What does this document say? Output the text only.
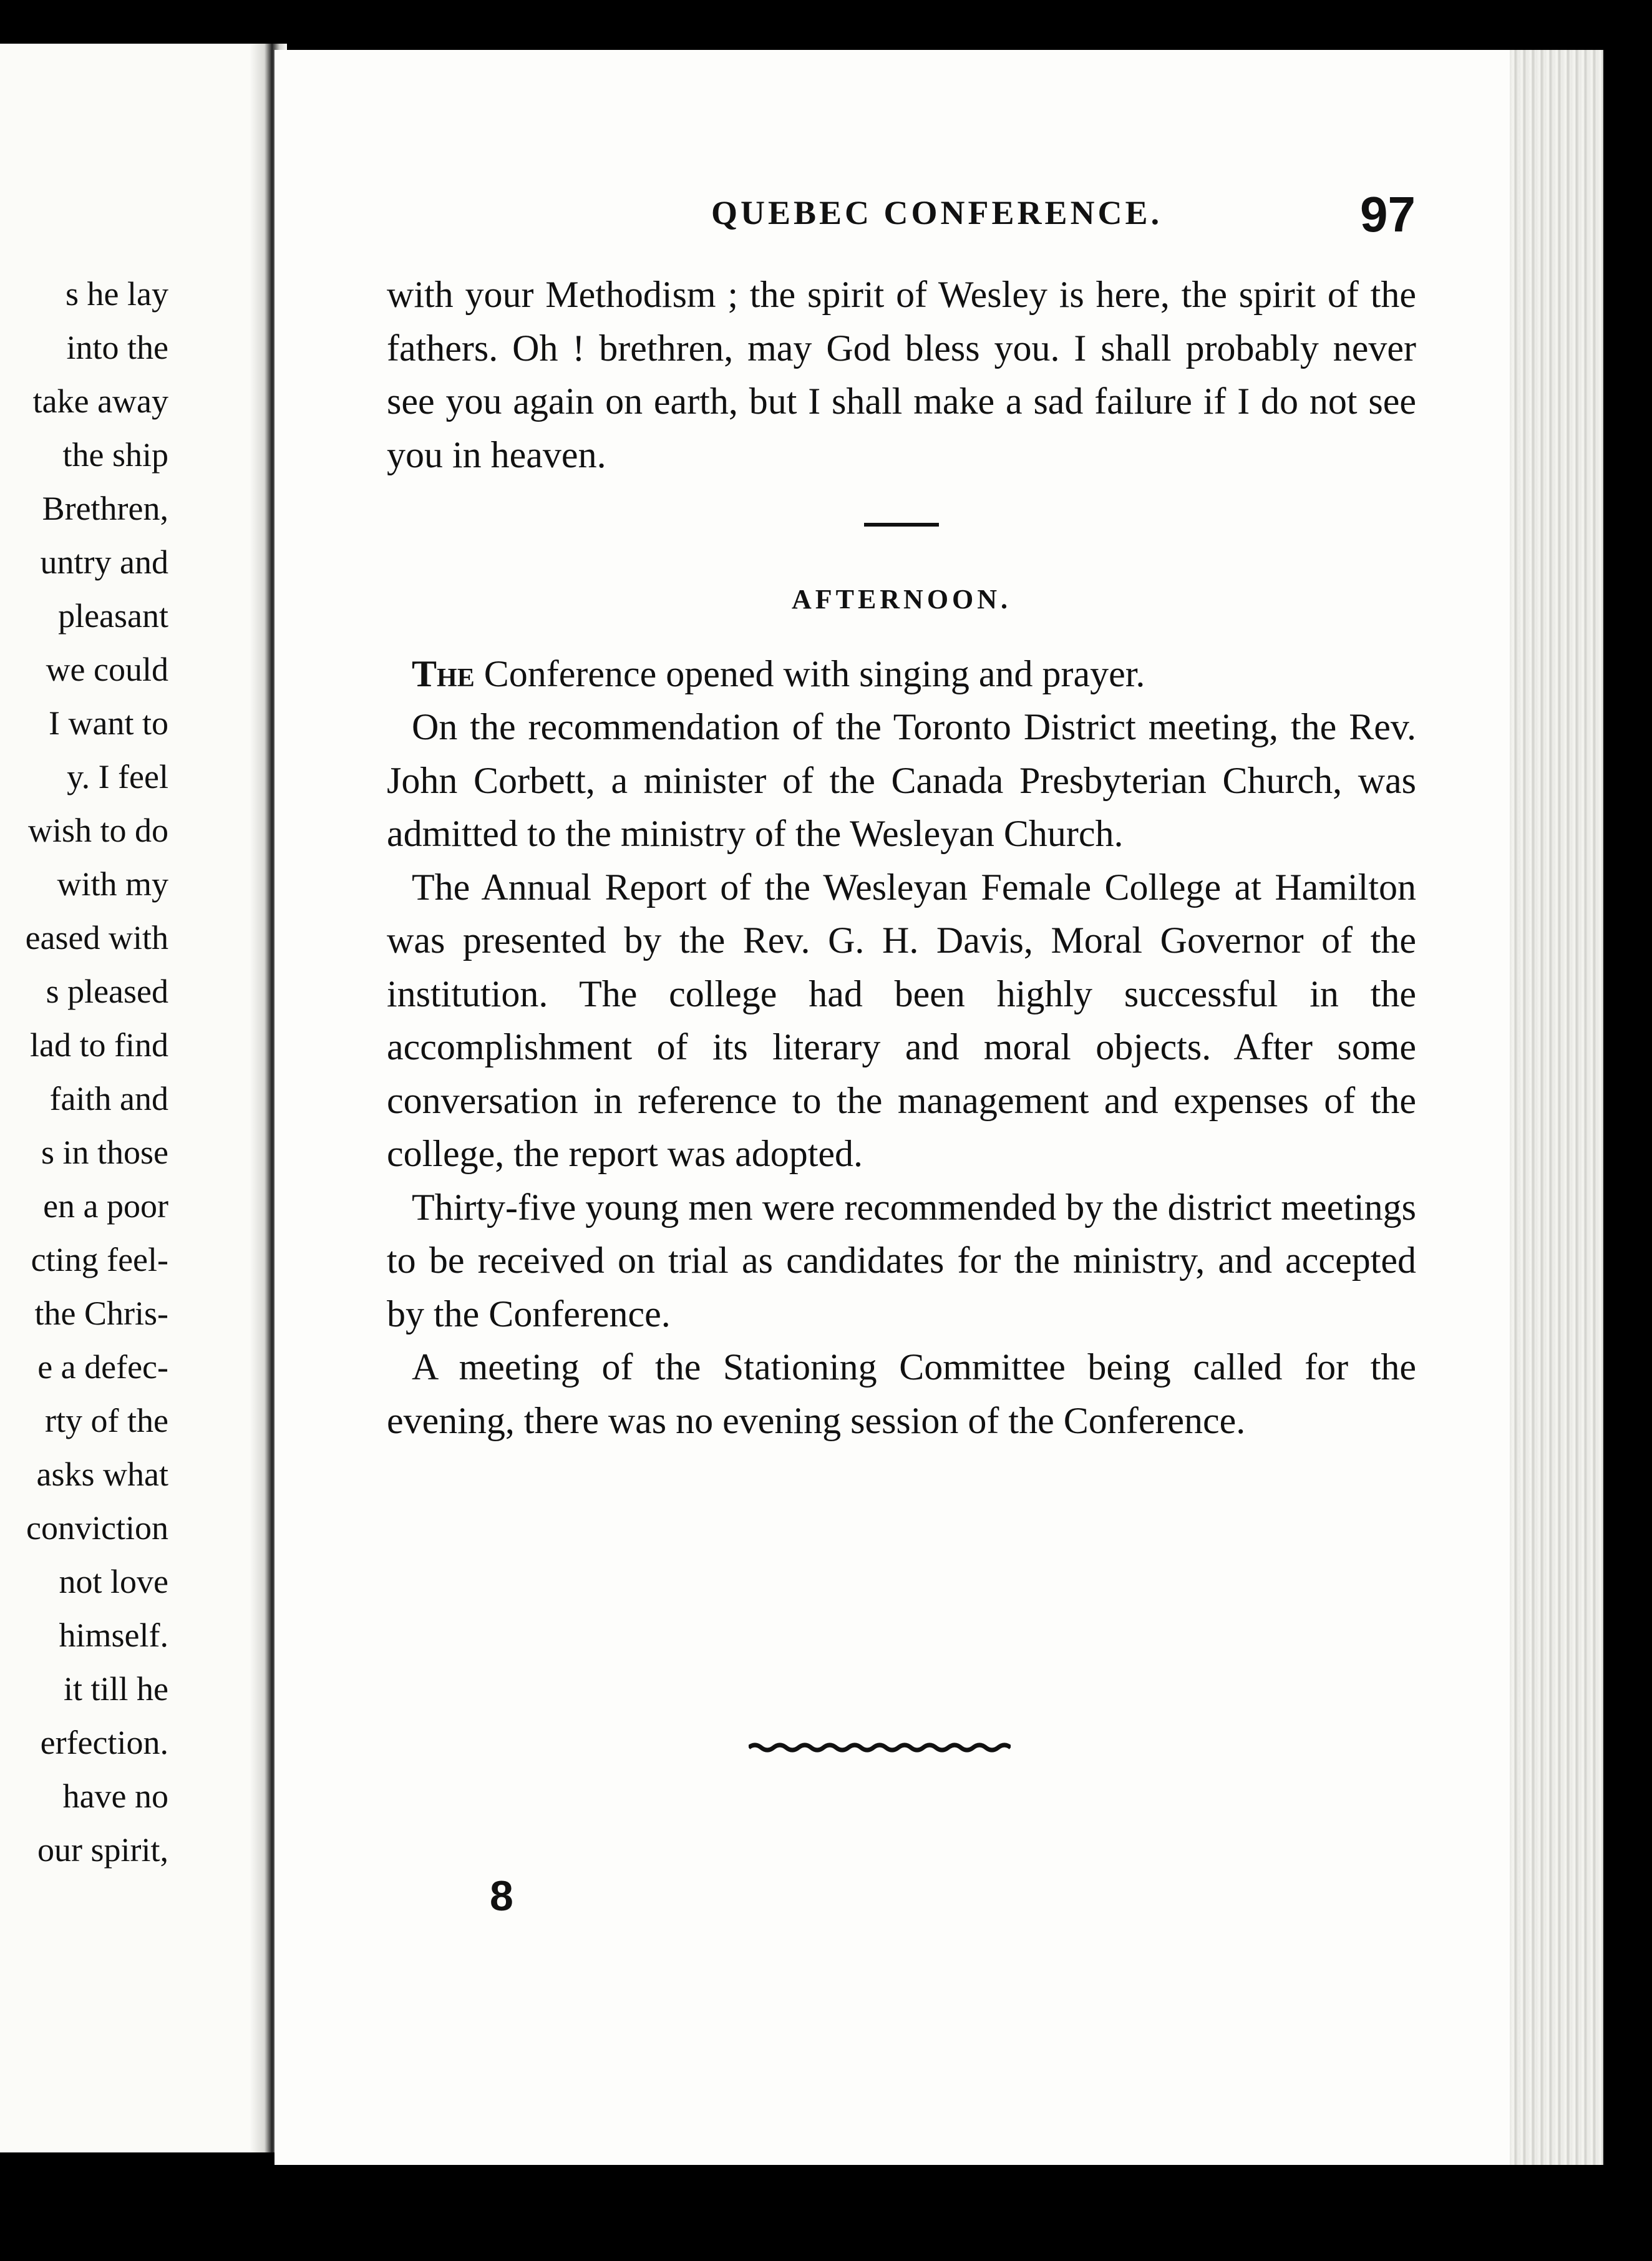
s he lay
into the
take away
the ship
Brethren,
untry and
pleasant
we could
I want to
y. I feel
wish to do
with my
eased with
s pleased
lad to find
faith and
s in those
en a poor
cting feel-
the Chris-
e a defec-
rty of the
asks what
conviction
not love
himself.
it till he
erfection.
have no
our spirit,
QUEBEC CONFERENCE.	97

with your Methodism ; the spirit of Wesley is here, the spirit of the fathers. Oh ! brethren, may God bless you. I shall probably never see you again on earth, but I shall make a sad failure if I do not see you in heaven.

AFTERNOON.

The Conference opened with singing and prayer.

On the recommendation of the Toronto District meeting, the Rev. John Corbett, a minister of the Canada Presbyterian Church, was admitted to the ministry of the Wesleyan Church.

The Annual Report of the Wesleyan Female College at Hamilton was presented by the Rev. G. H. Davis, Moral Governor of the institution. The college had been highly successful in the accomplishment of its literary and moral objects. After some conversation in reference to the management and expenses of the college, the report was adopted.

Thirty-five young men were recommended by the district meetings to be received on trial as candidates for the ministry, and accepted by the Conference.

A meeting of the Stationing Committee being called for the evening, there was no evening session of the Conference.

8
---
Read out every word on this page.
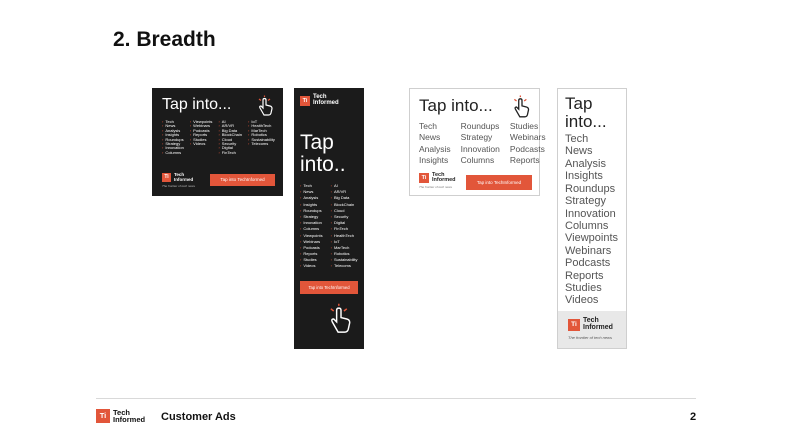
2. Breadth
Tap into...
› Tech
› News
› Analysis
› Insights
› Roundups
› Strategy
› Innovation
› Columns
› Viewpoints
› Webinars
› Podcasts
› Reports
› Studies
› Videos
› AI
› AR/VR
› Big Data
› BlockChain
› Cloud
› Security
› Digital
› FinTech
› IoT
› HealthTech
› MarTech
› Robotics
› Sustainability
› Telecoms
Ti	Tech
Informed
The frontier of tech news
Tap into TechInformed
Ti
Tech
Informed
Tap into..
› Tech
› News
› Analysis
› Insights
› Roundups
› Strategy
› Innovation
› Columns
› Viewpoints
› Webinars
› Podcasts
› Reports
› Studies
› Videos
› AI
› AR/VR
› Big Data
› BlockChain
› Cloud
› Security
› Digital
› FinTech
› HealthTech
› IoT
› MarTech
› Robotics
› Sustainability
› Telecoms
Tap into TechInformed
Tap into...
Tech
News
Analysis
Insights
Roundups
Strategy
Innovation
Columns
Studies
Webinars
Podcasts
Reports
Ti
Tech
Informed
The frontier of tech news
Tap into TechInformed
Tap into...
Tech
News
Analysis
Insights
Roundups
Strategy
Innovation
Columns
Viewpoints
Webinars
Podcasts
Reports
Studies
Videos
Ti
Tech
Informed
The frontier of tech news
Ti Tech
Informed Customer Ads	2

# EXERCISE AIM:
Which lines in the records above contain the string "ministry"? Copy each one.

# FINISHED ANSWER:
On the recommendation of the Toronto District meeting, the Rev. John Corbett, a minister of the Canada Presbyterian Church, was admitted to the ministry of the Wesleyan Church.
Thirty-five young men were recommended by the district meetings to be received on trial as candidates for the ministry, and accepted by the Conference.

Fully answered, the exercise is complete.